Task requirements:
Take the data below and repeat it exactly.

Exercise inputs:

-- BEGIN --

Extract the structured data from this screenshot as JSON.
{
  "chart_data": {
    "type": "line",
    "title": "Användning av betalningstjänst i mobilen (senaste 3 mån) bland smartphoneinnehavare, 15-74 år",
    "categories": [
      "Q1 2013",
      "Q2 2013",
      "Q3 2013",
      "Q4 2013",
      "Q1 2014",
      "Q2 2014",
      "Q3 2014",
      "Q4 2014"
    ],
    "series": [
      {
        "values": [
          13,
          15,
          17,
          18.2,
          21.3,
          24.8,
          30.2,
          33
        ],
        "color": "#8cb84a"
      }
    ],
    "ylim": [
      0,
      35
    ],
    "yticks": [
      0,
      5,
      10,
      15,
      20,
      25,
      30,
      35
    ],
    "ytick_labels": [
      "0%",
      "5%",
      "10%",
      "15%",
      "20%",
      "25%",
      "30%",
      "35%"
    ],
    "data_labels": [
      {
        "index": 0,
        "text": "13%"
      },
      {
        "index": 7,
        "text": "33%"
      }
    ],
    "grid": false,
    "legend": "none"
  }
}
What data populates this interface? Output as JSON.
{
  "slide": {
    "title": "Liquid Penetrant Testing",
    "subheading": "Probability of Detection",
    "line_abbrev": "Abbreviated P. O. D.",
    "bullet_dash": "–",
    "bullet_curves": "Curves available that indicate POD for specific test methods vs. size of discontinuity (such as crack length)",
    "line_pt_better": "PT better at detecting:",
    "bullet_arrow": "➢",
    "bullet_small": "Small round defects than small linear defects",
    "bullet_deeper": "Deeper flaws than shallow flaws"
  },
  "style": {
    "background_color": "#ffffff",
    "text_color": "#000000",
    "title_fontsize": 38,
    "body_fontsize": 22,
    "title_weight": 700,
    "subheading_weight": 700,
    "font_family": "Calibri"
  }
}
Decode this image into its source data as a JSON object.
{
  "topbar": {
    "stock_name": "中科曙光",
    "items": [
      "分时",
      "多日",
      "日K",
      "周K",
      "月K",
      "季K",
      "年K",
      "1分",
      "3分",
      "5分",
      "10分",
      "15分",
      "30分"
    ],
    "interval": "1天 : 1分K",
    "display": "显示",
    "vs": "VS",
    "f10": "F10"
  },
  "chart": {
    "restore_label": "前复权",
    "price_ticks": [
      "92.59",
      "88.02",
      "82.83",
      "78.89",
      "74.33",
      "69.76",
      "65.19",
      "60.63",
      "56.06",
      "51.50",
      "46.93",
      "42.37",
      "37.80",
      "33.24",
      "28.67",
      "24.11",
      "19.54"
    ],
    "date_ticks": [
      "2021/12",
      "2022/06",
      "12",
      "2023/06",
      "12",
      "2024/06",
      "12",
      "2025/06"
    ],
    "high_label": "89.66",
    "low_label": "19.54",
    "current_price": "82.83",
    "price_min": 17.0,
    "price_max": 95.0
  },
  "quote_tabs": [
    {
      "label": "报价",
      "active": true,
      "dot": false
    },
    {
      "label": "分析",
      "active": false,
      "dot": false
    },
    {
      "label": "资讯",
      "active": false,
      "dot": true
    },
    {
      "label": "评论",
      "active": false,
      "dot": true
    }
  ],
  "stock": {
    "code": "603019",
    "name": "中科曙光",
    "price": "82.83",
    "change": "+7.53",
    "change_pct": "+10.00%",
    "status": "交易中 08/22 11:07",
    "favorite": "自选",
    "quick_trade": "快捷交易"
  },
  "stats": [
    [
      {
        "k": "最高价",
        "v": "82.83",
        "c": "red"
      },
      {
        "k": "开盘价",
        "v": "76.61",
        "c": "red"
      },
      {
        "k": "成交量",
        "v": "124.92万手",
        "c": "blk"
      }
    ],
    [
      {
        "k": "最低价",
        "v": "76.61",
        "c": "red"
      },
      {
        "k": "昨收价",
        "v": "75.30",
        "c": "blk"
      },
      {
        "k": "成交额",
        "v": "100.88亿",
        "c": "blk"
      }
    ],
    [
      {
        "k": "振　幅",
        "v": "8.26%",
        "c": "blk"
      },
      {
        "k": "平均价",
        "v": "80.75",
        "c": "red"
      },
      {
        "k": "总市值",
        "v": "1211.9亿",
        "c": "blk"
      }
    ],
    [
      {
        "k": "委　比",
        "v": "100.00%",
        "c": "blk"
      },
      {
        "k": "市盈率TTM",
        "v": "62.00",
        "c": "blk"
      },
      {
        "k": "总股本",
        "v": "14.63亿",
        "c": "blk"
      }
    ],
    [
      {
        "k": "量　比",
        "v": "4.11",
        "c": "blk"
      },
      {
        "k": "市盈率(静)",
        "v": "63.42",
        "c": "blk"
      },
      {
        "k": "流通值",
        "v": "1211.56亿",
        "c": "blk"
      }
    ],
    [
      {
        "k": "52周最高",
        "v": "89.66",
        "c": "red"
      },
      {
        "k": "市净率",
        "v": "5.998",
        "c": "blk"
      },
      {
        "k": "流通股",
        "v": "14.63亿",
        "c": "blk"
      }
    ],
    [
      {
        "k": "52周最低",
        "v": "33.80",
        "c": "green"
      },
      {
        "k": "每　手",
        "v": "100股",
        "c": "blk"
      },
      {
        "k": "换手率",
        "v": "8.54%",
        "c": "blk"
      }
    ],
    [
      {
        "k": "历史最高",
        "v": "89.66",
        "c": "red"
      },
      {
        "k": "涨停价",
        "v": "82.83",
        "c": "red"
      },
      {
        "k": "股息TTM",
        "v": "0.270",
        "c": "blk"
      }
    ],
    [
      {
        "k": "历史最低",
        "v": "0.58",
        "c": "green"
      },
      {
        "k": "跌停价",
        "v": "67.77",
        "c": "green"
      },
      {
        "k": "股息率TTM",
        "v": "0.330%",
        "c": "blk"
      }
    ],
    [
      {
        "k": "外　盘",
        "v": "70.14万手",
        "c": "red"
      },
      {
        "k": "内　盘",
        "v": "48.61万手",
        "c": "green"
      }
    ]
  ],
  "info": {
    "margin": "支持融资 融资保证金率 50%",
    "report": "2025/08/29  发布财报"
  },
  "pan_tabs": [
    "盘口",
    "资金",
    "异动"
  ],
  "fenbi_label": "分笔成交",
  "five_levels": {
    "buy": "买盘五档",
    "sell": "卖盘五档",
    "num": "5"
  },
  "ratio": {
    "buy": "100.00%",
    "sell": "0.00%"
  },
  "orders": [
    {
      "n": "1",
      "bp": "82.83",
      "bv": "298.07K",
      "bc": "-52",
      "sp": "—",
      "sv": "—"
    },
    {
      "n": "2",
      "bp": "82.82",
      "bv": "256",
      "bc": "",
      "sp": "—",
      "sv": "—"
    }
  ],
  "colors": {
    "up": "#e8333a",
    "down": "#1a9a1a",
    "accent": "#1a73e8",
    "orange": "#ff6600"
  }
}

-- END --

Correct result:
Extract the structured data from this screenshot as JSON.
{
  "chart_data": {
    "type": "line",
    "title": "Användning av betalningstjänst i mobilen (senaste 3 mån) bland smartphoneinnehavare, 15-74 år",
    "categories": [
      "Q1 2013",
      "Q2 2013",
      "Q3 2013",
      "Q4 2013",
      "Q1 2014",
      "Q2 2014",
      "Q3 2014",
      "Q4 2014"
    ],
    "series": [
      {
        "values": [
          13,
          15,
          17,
          18.2,
          21.3,
          24.8,
          30.2,
          33
        ],
        "color": "#8cb84a"
      }
    ],
    "ylim": [
      0,
      35
    ],
    "yticks": [
      0,
      5,
      10,
      15,
      20,
      25,
      30,
      35
    ],
    "ytick_labels": [
      "0%",
      "5%",
      "10%",
      "15%",
      "20%",
      "25%",
      "30%",
      "35%"
    ],
    "data_labels": [
      {
        "index": 0,
        "text": "13%"
      },
      {
        "index": 7,
        "text": "33%"
      }
    ],
    "grid": false,
    "legend": "none"
  }
}
What data populates this interface? Output as JSON.
{
  "slide": {
    "title": "Liquid Penetrant Testing",
    "subheading": "Probability of Detection",
    "line_abbrev": "Abbreviated P. O. D.",
    "bullet_dash": "–",
    "bullet_curves": "Curves available that indicate POD for specific test methods vs. size of discontinuity (such as crack length)",
    "line_pt_better": "PT better at detecting:",
    "bullet_arrow": "➢",
    "bullet_small": "Small round defects than small linear defects",
    "bullet_deeper": "Deeper flaws than shallow flaws"
  },
  "style": {
    "background_color": "#ffffff",
    "text_color": "#000000",
    "title_fontsize": 38,
    "body_fontsize": 22,
    "title_weight": 700,
    "subheading_weight": 700,
    "font_family": "Calibri"
  }
}
Decode this image into its source data as a JSON object.
{
  "topbar": {
    "stock_name": "中科曙光",
    "items": [
      "分时",
      "多日",
      "日K",
      "周K",
      "月K",
      "季K",
      "年K",
      "1分",
      "3分",
      "5分",
      "10分",
      "15分",
      "30分"
    ],
    "interval": "1天 : 1分K",
    "display": "显示",
    "vs": "VS",
    "f10": "F10"
  },
  "chart": {
    "restore_label": "前复权",
    "price_ticks": [
      "92.59",
      "88.02",
      "82.83",
      "78.89",
      "74.33",
      "69.76",
      "65.19",
      "60.63",
      "56.06",
      "51.50",
      "46.93",
      "42.37",
      "37.80",
      "33.24",
      "28.67",
      "24.11",
      "19.54"
    ],
    "date_ticks": [
      "2021/12",
      "2022/06",
      "12",
      "2023/06",
      "12",
      "2024/06",
      "12",
      "2025/06"
    ],
    "high_label": "89.66",
    "low_label": "19.54",
    "current_price": "82.83",
    "price_min": 17.0,
    "price_max": 95.0
  },
  "quote_tabs": [
    {
      "label": "报价",
      "active": true,
      "dot": false
    },
    {
      "label": "分析",
      "active": false,
      "dot": false
    },
    {
      "label": "资讯",
      "active": false,
      "dot": true
    },
    {
      "label": "评论",
      "active": false,
      "dot": true
    }
  ],
  "stock": {
    "code": "603019",
    "name": "中科曙光",
    "price": "82.83",
    "change": "+7.53",
    "change_pct": "+10.00%",
    "status": "交易中 08/22 11:07",
    "favorite": "自选",
    "quick_trade": "快捷交易"
  },
  "stats": [
    [
      {
        "k": "最高价",
        "v": "82.83",
        "c": "red"
      },
      {
        "k": "开盘价",
        "v": "76.61",
        "c": "red"
      },
      {
        "k": "成交量",
        "v": "124.92万手",
        "c": "blk"
      }
    ],
    [
      {
        "k": "最低价",
        "v": "76.61",
        "c": "red"
      },
      {
        "k": "昨收价",
        "v": "75.30",
        "c": "blk"
      },
      {
        "k": "成交额",
        "v": "100.88亿",
        "c": "blk"
      }
    ],
    [
      {
        "k": "振　幅",
        "v": "8.26%",
        "c": "blk"
      },
      {
        "k": "平均价",
        "v": "80.75",
        "c": "red"
      },
      {
        "k": "总市值",
        "v": "1211.9亿",
        "c": "blk"
      }
    ],
    [
      {
        "k": "委　比",
        "v": "100.00%",
        "c": "blk"
      },
      {
        "k": "市盈率TTM",
        "v": "62.00",
        "c": "blk"
      },
      {
        "k": "总股本",
        "v": "14.63亿",
        "c": "blk"
      }
    ],
    [
      {
        "k": "量　比",
        "v": "4.11",
        "c": "blk"
      },
      {
        "k": "市盈率(静)",
        "v": "63.42",
        "c": "blk"
      },
      {
        "k": "流通值",
        "v": "1211.56亿",
        "c": "blk"
      }
    ],
    [
      {
        "k": "52周最高",
        "v": "89.66",
        "c": "red"
      },
      {
        "k": "市净率",
        "v": "5.998",
        "c": "blk"
      },
      {
        "k": "流通股",
        "v": "14.63亿",
        "c": "blk"
      }
    ],
    [
      {
        "k": "52周最低",
        "v": "33.80",
        "c": "green"
      },
      {
        "k": "每　手",
        "v": "100股",
        "c": "blk"
      },
      {
        "k": "换手率",
        "v": "8.54%",
        "c": "blk"
      }
    ],
    [
      {
        "k": "历史最高",
        "v": "89.66",
        "c": "red"
      },
      {
        "k": "涨停价",
        "v": "82.83",
        "c": "red"
      },
      {
        "k": "股息TTM",
        "v": "0.270",
        "c": "blk"
      }
    ],
    [
      {
        "k": "历史最低",
        "v": "0.58",
        "c": "green"
      },
      {
        "k": "跌停价",
        "v": "67.77",
        "c": "green"
      },
      {
        "k": "股息率TTM",
        "v": "0.330%",
        "c": "blk"
      }
    ],
    [
      {
        "k": "外　盘",
        "v": "70.14万手",
        "c": "red"
      },
      {
        "k": "内　盘",
        "v": "48.61万手",
        "c": "green"
      }
    ]
  ],
  "info": {
    "margin": "支持融资 融资保证金率 50%",
    "report": "2025/08/29  发布财报"
  },
  "pan_tabs": [
    "盘口",
    "资金",
    "异动"
  ],
  "fenbi_label": "分笔成交",
  "five_levels": {
    "buy": "买盘五档",
    "sell": "卖盘五档",
    "num": "5"
  },
  "ratio": {
    "buy": "100.00%",
    "sell": "0.00%"
  },
  "orders": [
    {
      "n": "1",
      "bp": "82.83",
      "bv": "298.07K",
      "bc": "-52",
      "sp": "—",
      "sv": "—"
    },
    {
      "n": "2",
      "bp": "82.82",
      "bv": "256",
      "bc": "",
      "sp": "—",
      "sv": "—"
    }
  ],
  "colors": {
    "up": "#e8333a",
    "down": "#1a9a1a",
    "accent": "#1a73e8",
    "orange": "#ff6600"
  }
}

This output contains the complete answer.